* EXERCISE INSTRUCTIONS: Locate each line in the records containing "siirtyy". Copy it.

* EXERCISE INPUTS:
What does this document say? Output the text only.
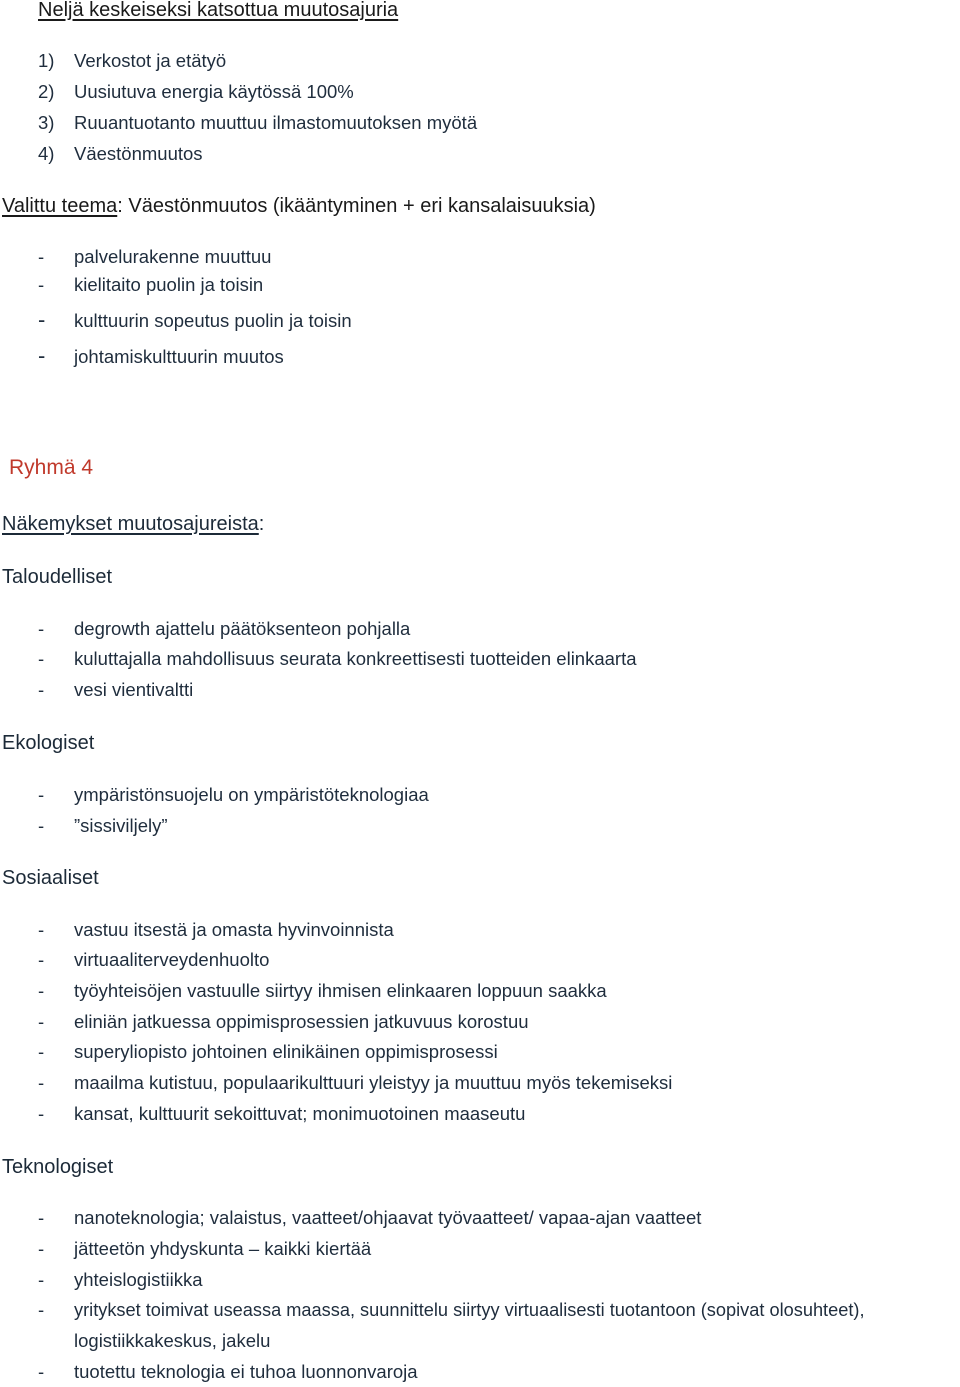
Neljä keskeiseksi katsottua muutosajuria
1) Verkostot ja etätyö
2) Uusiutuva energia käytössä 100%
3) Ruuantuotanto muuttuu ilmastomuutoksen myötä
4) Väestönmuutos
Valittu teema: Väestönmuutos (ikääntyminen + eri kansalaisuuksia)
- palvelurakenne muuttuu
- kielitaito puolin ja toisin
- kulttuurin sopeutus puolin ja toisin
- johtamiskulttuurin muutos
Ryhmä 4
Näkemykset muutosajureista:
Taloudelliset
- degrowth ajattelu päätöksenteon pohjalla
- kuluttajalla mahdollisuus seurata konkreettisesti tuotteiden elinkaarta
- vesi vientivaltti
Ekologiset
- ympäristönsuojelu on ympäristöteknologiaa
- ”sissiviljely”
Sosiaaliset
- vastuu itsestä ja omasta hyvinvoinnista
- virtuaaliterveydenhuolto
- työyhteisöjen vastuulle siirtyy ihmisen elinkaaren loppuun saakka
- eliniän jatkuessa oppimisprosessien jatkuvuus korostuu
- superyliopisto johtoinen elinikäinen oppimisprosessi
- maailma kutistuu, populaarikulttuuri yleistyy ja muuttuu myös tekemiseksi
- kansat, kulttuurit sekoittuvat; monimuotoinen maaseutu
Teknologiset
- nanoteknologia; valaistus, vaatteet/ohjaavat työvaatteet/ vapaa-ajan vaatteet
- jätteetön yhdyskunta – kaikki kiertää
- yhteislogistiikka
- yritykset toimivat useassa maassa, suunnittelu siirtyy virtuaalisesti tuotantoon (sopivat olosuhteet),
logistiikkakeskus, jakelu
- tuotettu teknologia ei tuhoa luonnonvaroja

==

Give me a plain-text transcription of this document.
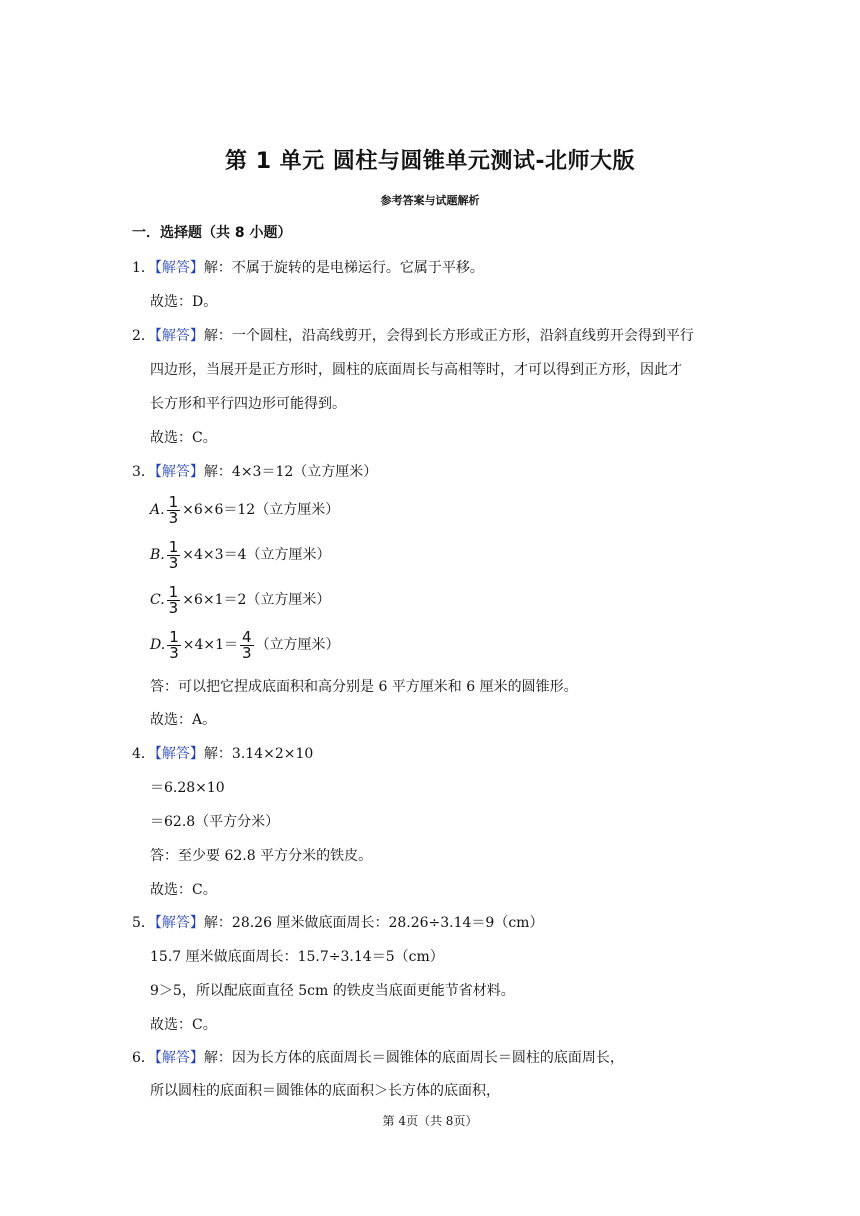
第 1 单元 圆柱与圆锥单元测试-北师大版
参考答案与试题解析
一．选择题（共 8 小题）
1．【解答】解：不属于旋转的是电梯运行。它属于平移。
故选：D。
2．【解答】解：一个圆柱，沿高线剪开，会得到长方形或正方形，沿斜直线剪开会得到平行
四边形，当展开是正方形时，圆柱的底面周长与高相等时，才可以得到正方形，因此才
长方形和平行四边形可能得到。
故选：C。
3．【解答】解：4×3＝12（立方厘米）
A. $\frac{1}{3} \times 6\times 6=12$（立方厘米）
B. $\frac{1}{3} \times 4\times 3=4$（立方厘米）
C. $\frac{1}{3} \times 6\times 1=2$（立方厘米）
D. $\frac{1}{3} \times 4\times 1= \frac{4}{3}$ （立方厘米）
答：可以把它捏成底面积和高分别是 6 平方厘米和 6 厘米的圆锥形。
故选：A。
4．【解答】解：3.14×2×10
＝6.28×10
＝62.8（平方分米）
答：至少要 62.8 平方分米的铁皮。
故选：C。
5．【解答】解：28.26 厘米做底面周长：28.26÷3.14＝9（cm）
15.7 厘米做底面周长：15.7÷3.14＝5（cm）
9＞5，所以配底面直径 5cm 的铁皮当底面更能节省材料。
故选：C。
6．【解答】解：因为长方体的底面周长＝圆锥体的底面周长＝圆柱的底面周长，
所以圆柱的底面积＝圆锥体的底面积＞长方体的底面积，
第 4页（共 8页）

* EXERCISE RESPONSE:
- työyhteisöjen vastuulle siirtyy ihmisen elinkaaren loppuun saakka
- yritykset toimivat useassa maassa, suunnittelu siirtyy virtuaalisesti tuotantoon (sopivat olosuhteet),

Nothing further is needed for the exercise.